# Data entries start
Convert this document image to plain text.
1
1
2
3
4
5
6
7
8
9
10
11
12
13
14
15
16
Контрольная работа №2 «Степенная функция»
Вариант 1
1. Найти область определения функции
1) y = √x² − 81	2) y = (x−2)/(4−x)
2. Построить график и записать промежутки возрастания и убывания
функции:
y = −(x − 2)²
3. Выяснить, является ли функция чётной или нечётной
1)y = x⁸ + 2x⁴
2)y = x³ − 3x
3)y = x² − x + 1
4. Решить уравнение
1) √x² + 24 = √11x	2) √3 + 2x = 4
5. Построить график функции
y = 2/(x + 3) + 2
# Data entries end
Work required:
In the entries above, find each line with the string "график" and copy it.

Task output:
2. Построить график и записать промежутки возрастания и убывания
5. Построить график функции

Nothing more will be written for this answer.